§ **YOUR INSTRUCTIONS**:
Filter the data for lines with the word "Calcutta" and copy those lines.

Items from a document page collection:
+ + + + +

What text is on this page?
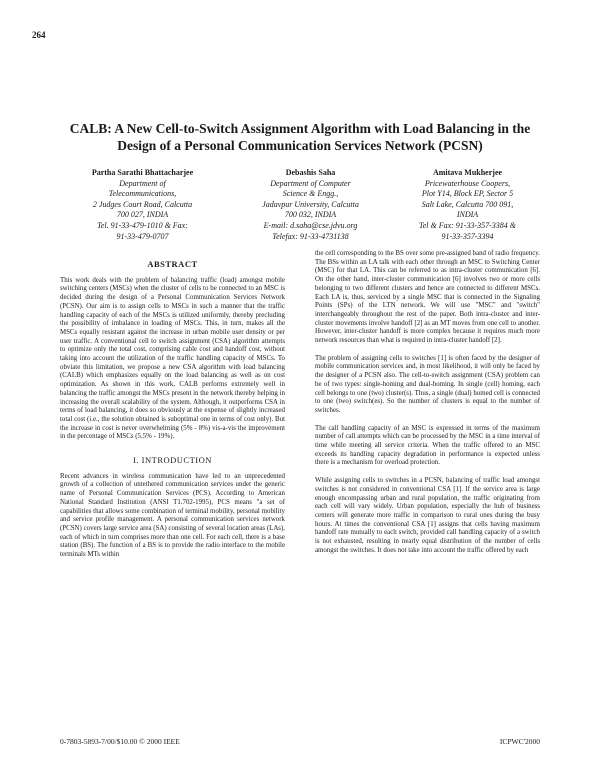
264
CALB: A New Cell-to-Switch Assignment Algorithm with Load Balancing in the Design of a Personal Communication Services Network (PCSN)
Partha Sarathi Bhattacharjee
Department of
Telecommunications,
2 Judges Court Road, Calcutta
700 027, INDIA
Tel. 91-33-479-1010 & Fax:
91-33-479-0707
Debashis Saha
Department of Computer
Science & Engg.,
Jadavpur University, Calcutta
700 032, INDIA
E-mail: d.saha@cse.jdvu.org
Telefax: 91-33-4731138
Amitava Mukherjee
Pricewaterhouse Coopers,
Plot Y14, Block EP, Sector 5
Salt Lake, Calcutta 700 091,
INDIA
Tel & Fax: 91-33-357-3384 &
91-33-357-3394
ABSTRACT

This work deals with the problem of balancing traffic (load) amongst mobile switching centers (MSCs) when the cluster of cells to be connected to an MSC is decided during the design of a Personal Communication Services Network (PCSN). Our aim is to assign cells to MSCs in such a manner that the traffic handling capacity of each of the MSCs is utilized uniformly, thereby precluding the possibility of imbalance in loading of MSCs. This, in turn, makes all the MSCs equally resistant against the increase in urban mobile user density or per user traffic. A conventional cell to switch assignment (CSA) algorithm attempts to optimize only the total cost, comprising cable cost and handoff cost, without taking into account the utilization of the traffic handling capacity of MSCs. To obviate this limitation, we propose a new CSA algorithm with load balancing (CALB) which emphasizes equally on the load balancing as well as on cost optimization. As shown in this work, CALB performs extremely well in balancing the traffic amongst the MSCs present in the network thereby helping in increasing the overall scalability of the system. Although, it outperforms CSA in terms of load balancing, it does so obviously at the expense of slightly increased total cost (i.e., the solution obtained is suboptimal one in terms of cost only). But the increase in cost is never overwhelming (5% - 8%) vis-a-vis the improvement in the percentage of MSCs (5.5% - 19%).

I. INTRODUCTION

Recent advances in wireless communication have led to an unprecedented growth of a collection of untethered communication services under the generic name of Personal Communication Services (PCS). According to American National Standard Institution (ANSI T1.702-1995), PCS means "a set of capabilities that allows some combination of terminal mobility, personal mobility and service profile management. A personal communication services network (PCSN) covers large service area (SA) consisting of several location areas (LAs), each of which in turn comprises more than one cell. For each cell, there is a base station (BS). The function of a BS is to provide the radio interface to the mobile terminals MTs within

the cell corresponding to the BS over some pre-assigned band of radio frequency. The BSs within an LA talk with each other through an MSC to Switching Center (MSC) for that LA. This can be referred to as intra-cluster communication [6]. On the other hand, inter-cluster communication [6] involves two or more cells belonging to two different clusters and hence are connected to different MSCs. Each LA is, thus, serviced by a single MSC that is connected in the Signaling Points (SPs) of the LTN network. We will use "MSC" and "switch" interchangeably throughout the rest of the paper. Both intra-cluster and inter-cluster movements involve handoff [2] as an MT moves from one cell to another. However, inter-cluster handoff is more complex because it requires much more network resources than what is required in intra-cluster handoff [2].

The problem of assigning cells to switches [1] is often faced by the designer of mobile communication services and, in most likelihood, it will only be faced by the designer of a PCSN also. The cell-to-switch assignment (CSA) problem can be of two types: single-homing and dual-homing. In single (cell) homing, each cell belongs to one (two) cluster(s). Thus, a single (dual) homed cell is connected to one (two) switch(es). So the number of clusters is equal to the number of switches.

The call handling capacity of an MSC is expressed in terms of the maximum number of call attempts which can be processed by the MSC in a time interval of time while meeting all service criteria. When the traffic offered to an MSC exceeds its handling capacity degradation in performance is expected unless there is a mechanism for overload protection.

While assigning cells to switches in a PCSN, balancing of traffic load amongst switches is not considered in conventional CSA [1]. If the service area is large enough encompassing urban and rural population, the traffic originating from each cell will vary widely. Urban population, especially the hub of business centers will generate more traffic in comparison to rural ones during the busy hours. At times the conventional CSA [1] assigns that cells having maximum handoff rate mutually to each switch, provided call handling capacity of a switch is not exhausted, resulting in nearly equal distribution of the number of cells amongst the switches. It does not take into account the traffic offered by each

0-7803-5893-7/00/$10.00 © 2000 IEEE	ICPWC'2000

+ + + + +

§ **ANSWER TO THIS EXERCISE**:
2 Judges Court Road, Calcutta
Jadavpur University, Calcutta
Salt Lake, Calcutta 700 091,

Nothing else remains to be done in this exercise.